• _Listed entries_
*****

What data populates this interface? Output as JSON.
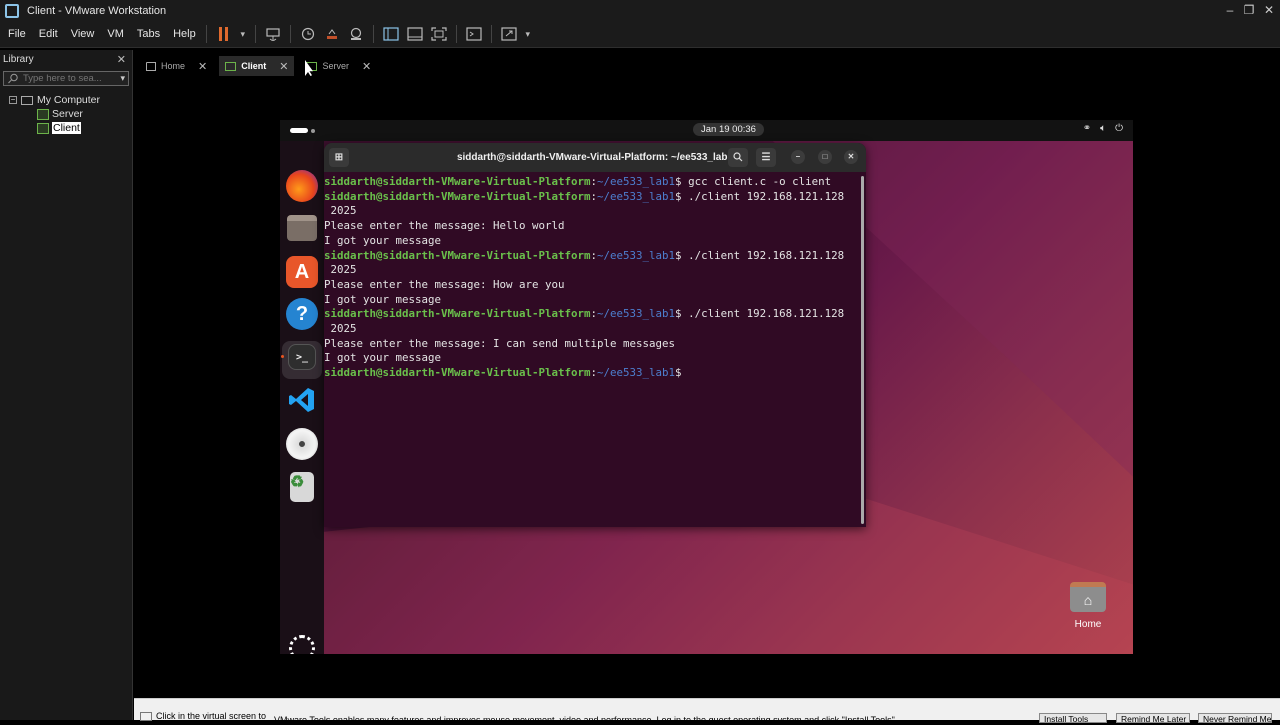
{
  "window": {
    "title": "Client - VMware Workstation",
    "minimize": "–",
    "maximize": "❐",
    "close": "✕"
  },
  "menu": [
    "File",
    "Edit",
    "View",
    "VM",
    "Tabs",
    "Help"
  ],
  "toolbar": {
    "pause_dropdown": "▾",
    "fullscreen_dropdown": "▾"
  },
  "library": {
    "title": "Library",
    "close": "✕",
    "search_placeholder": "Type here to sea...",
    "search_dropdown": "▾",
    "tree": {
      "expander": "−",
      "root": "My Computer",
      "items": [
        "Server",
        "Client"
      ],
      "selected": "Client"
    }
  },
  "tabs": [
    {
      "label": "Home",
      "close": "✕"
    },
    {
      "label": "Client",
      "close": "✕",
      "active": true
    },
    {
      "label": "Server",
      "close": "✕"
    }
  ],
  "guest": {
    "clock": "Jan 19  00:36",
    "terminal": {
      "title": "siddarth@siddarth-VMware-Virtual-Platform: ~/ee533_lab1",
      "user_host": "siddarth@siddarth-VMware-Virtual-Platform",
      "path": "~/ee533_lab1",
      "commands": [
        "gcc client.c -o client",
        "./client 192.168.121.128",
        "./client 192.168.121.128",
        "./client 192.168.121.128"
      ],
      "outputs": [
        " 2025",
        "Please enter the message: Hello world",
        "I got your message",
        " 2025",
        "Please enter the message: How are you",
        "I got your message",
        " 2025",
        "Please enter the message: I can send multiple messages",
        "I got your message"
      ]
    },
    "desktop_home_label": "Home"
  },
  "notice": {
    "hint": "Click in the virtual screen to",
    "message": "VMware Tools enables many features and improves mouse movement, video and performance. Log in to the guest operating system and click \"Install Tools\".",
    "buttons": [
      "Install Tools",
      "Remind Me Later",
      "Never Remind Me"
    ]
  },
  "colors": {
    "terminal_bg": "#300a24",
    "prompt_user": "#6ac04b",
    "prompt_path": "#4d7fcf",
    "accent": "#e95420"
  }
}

*****

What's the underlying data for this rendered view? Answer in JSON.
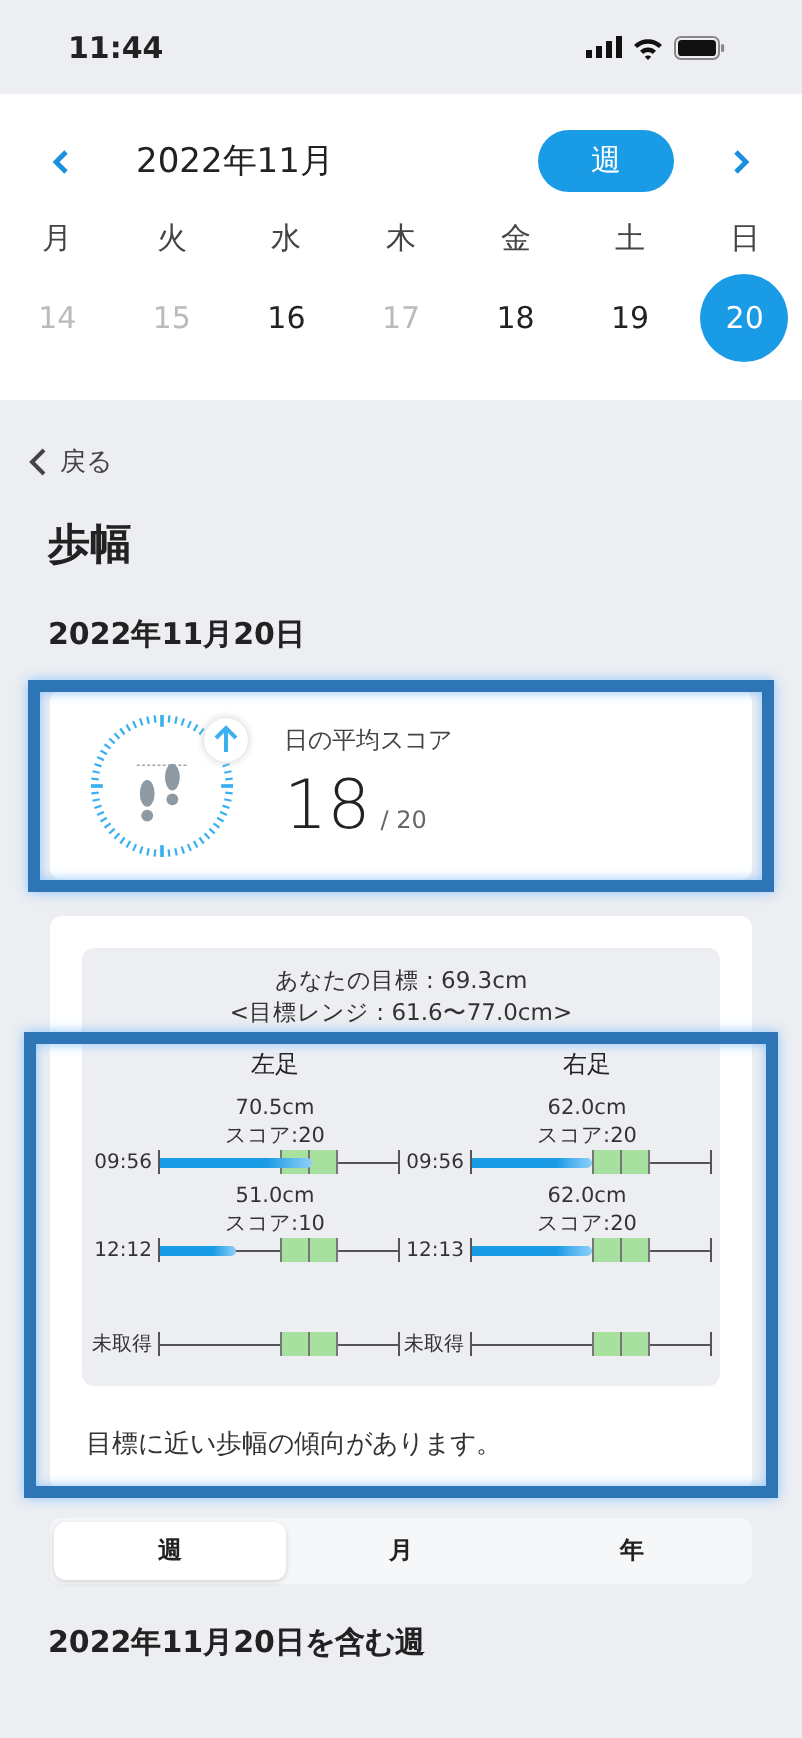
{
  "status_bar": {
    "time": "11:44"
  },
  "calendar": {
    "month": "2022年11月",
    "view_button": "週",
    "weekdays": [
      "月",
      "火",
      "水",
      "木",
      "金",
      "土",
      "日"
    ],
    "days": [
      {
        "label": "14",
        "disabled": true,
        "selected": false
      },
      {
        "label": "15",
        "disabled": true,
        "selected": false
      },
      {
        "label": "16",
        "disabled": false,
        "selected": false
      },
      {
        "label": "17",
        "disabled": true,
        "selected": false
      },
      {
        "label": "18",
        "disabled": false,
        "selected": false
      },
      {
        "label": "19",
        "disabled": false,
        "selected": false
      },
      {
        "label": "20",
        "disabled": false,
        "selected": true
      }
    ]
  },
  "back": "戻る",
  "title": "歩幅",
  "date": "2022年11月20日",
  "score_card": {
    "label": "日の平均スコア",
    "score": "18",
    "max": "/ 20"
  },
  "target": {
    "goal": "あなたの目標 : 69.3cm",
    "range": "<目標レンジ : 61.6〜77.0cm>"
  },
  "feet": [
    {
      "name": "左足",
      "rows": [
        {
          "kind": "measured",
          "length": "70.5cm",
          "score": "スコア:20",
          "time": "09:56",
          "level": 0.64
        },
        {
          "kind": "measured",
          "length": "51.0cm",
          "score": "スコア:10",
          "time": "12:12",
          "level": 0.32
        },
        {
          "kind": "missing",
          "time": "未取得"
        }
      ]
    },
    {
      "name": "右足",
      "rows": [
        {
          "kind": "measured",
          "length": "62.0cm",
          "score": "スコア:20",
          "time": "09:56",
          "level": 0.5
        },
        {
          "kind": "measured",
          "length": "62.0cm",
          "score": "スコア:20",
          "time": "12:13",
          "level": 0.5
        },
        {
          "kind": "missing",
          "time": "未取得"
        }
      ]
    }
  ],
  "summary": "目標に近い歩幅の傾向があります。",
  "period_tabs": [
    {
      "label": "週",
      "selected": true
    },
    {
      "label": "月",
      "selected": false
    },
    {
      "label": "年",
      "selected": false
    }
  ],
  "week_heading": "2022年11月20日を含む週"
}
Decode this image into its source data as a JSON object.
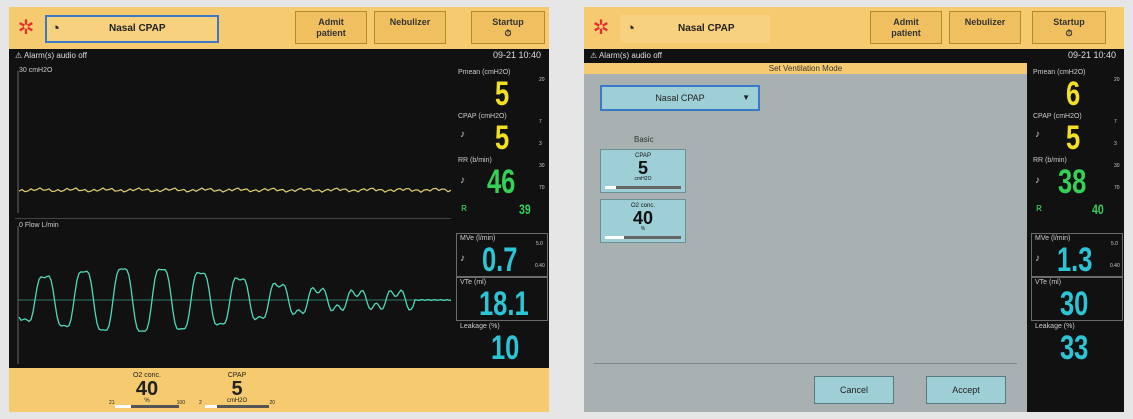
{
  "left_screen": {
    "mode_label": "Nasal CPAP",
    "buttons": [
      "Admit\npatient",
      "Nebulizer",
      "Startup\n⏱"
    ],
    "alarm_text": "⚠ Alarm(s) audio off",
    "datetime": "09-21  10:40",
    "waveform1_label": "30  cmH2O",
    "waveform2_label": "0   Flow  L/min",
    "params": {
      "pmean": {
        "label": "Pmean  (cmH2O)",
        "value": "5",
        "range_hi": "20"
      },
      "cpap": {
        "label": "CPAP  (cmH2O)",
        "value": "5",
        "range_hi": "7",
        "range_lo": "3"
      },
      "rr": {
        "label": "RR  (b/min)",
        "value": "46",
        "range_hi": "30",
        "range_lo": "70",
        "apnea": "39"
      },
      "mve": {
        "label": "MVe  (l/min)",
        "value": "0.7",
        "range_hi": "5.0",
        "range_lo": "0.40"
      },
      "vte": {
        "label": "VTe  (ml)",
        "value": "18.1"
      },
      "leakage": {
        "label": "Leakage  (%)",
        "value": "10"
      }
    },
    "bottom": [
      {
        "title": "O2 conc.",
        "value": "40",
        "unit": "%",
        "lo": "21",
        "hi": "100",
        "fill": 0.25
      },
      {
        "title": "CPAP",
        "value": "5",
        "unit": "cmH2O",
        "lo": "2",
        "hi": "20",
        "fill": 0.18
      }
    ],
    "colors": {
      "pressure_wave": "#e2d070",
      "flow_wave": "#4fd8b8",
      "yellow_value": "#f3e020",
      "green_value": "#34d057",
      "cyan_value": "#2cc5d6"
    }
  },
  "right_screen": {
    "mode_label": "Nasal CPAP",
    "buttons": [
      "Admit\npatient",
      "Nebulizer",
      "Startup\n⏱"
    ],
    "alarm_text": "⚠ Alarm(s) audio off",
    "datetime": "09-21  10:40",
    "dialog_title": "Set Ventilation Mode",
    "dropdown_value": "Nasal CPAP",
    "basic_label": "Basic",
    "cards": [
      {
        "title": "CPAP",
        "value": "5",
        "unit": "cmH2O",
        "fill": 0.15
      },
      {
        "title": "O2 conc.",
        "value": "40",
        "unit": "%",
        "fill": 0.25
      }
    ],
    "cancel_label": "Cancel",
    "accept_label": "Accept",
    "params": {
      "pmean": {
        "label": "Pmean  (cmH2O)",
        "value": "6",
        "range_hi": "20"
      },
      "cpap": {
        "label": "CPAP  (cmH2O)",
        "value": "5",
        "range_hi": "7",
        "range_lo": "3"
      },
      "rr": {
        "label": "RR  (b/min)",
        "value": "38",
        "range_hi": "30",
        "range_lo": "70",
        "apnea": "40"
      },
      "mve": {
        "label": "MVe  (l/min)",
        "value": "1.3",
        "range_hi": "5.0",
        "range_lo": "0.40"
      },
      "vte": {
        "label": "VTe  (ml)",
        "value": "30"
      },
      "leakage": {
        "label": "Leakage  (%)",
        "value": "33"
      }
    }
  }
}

*****

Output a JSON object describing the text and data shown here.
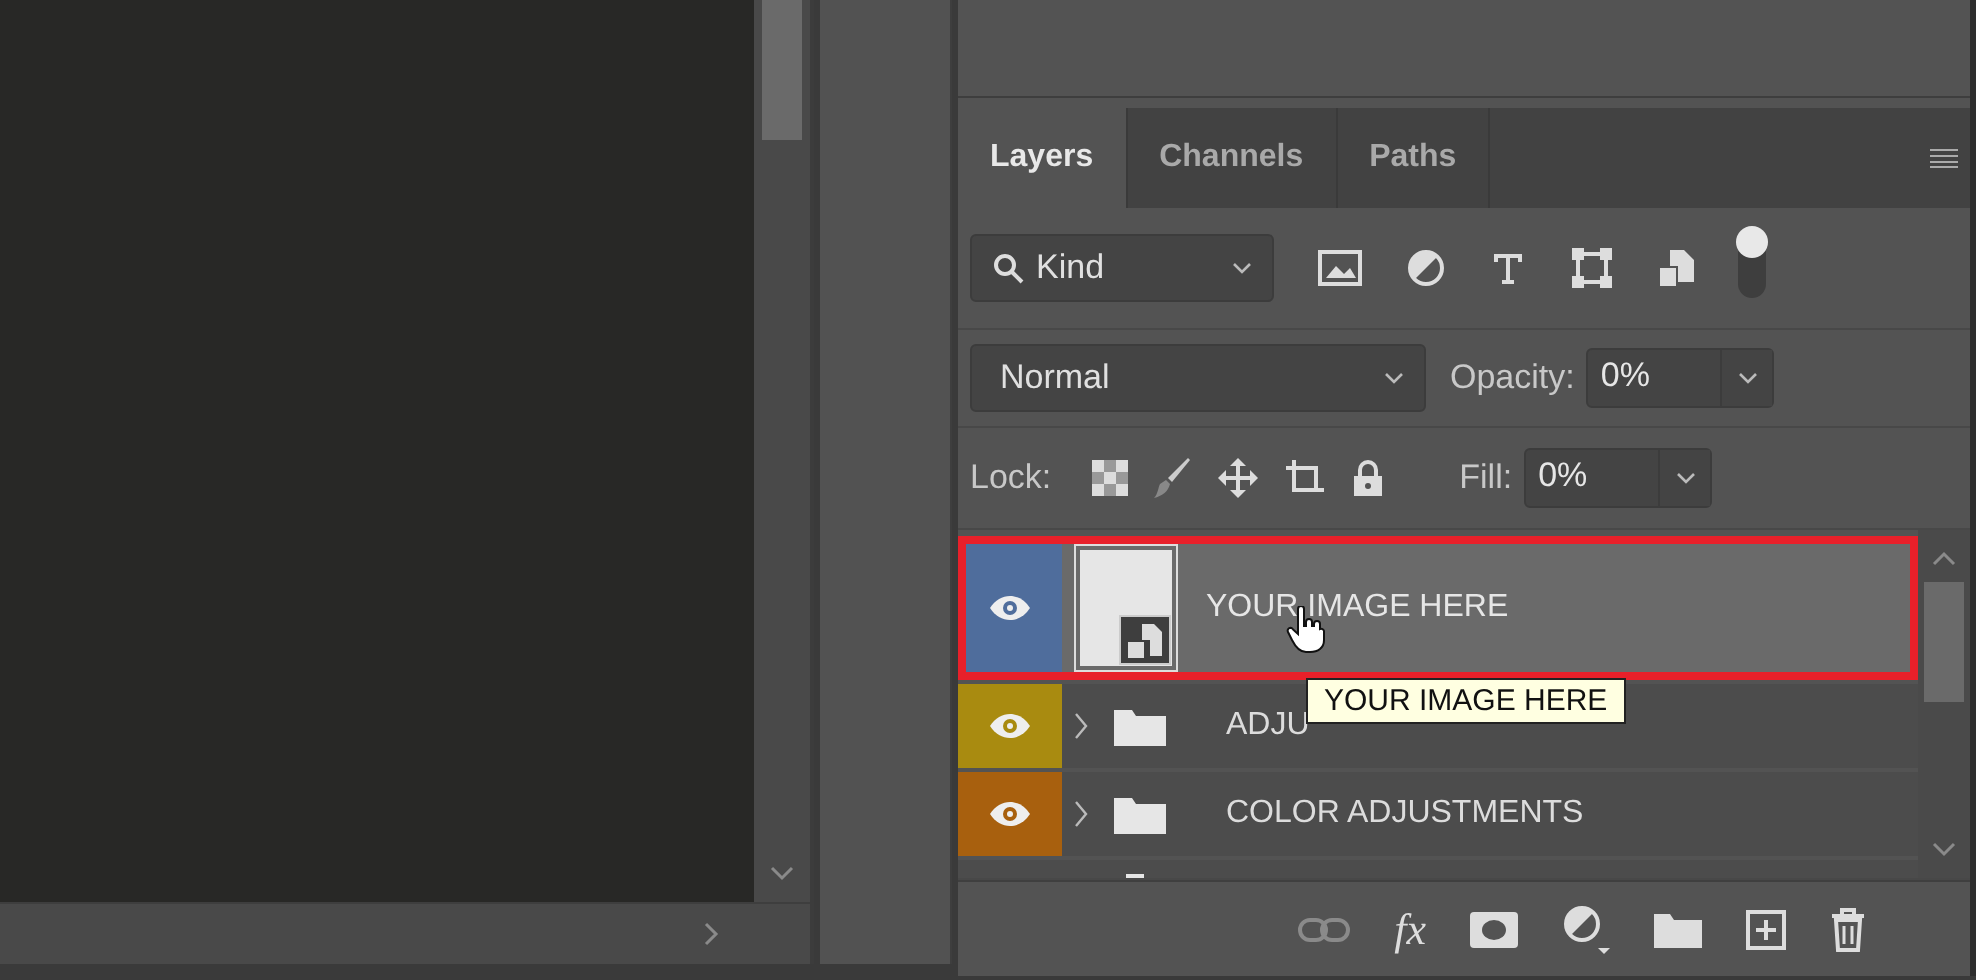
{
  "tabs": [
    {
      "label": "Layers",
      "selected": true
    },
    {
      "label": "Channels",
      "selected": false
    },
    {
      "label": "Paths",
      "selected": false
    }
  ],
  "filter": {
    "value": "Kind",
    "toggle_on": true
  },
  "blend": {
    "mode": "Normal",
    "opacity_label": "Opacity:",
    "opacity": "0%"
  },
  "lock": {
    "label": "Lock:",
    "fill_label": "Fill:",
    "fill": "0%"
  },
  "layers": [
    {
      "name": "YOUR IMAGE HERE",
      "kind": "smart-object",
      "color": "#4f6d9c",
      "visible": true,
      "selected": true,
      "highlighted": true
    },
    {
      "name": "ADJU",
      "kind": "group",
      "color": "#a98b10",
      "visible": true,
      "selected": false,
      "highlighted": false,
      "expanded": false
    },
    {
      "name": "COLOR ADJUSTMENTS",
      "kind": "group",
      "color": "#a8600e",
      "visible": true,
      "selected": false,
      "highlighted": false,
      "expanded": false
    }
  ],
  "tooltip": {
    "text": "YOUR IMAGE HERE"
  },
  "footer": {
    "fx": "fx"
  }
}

*****

• _Aim of the exercise_
Copy each line above that contains the string "siddarth".

• _Result of this task_
      "title": "siddarth@siddarth-VMware-Virtual-Platform: ~/ee533_lab1",
      "user_host": "siddarth@siddarth-VMware-Virtual-Platform",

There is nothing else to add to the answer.